— Begin —

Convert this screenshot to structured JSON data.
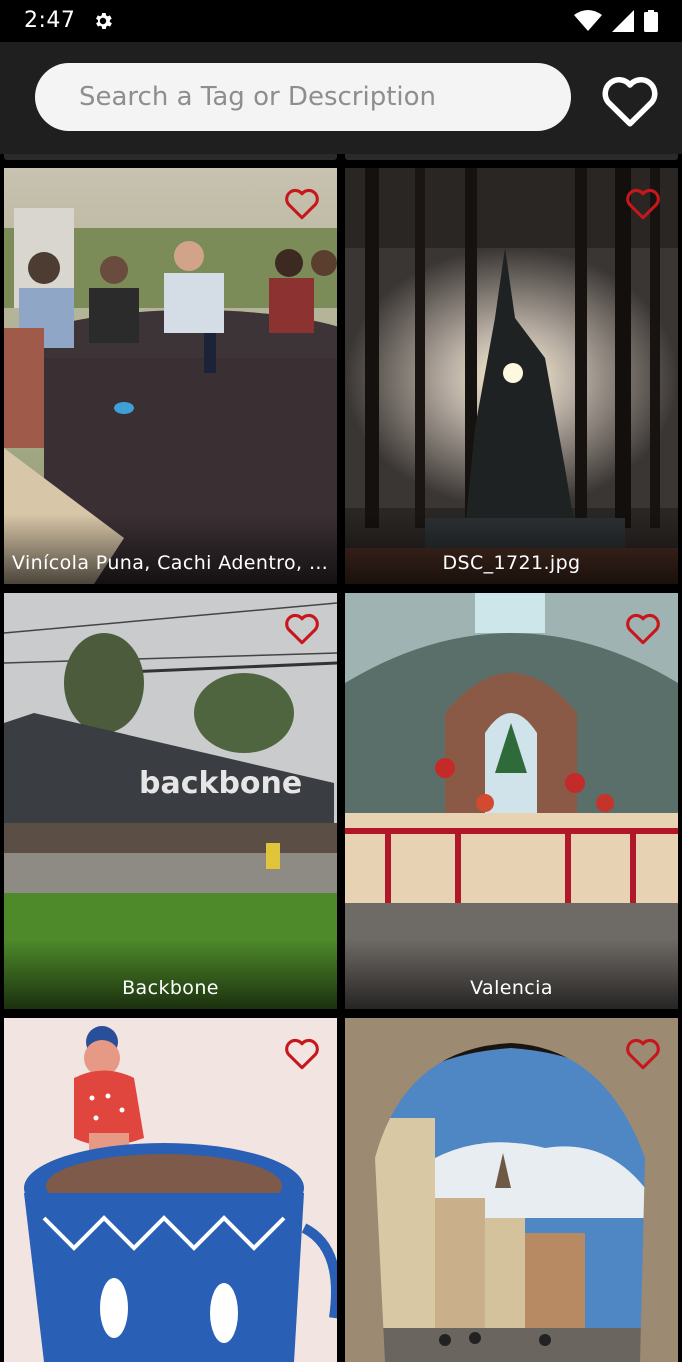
{
  "status_bar": {
    "time": "2:47"
  },
  "search": {
    "placeholder": "Search a Tag or Description",
    "value": ""
  },
  "accent_color": "#c8161d",
  "tiles": [
    {
      "caption": "Vinícola Puna, Cachi Adentro, …",
      "favorite_icon": "heart-outline-icon"
    },
    {
      "caption": "DSC_1721.jpg",
      "favorite_icon": "heart-outline-icon"
    },
    {
      "caption": "Backbone",
      "favorite_icon": "heart-outline-icon"
    },
    {
      "caption": "Valencia",
      "favorite_icon": "heart-outline-icon"
    },
    {
      "caption": "",
      "favorite_icon": "heart-outline-icon"
    },
    {
      "caption": "",
      "favorite_icon": "heart-outline-icon"
    }
  ]
}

— End —

Go through the entries above and print each one exactly, minus the pictures.

_TASK OUTPUT_
Convert this screenshot to structured JSON data.
{
  "status_bar": {
    "time": "2:47"
  },
  "search": {
    "placeholder": "Search a Tag or Description",
    "value": ""
  },
  "accent_color": "#c8161d",
  "tiles": [
    {
      "caption": "Vinícola Puna, Cachi Adentro, …",
      "favorite_icon": "heart-outline-icon"
    },
    {
      "caption": "DSC_1721.jpg",
      "favorite_icon": "heart-outline-icon"
    },
    {
      "caption": "Backbone",
      "favorite_icon": "heart-outline-icon"
    },
    {
      "caption": "Valencia",
      "favorite_icon": "heart-outline-icon"
    },
    {
      "caption": "",
      "favorite_icon": "heart-outline-icon"
    },
    {
      "caption": "",
      "favorite_icon": "heart-outline-icon"
    }
  ]
}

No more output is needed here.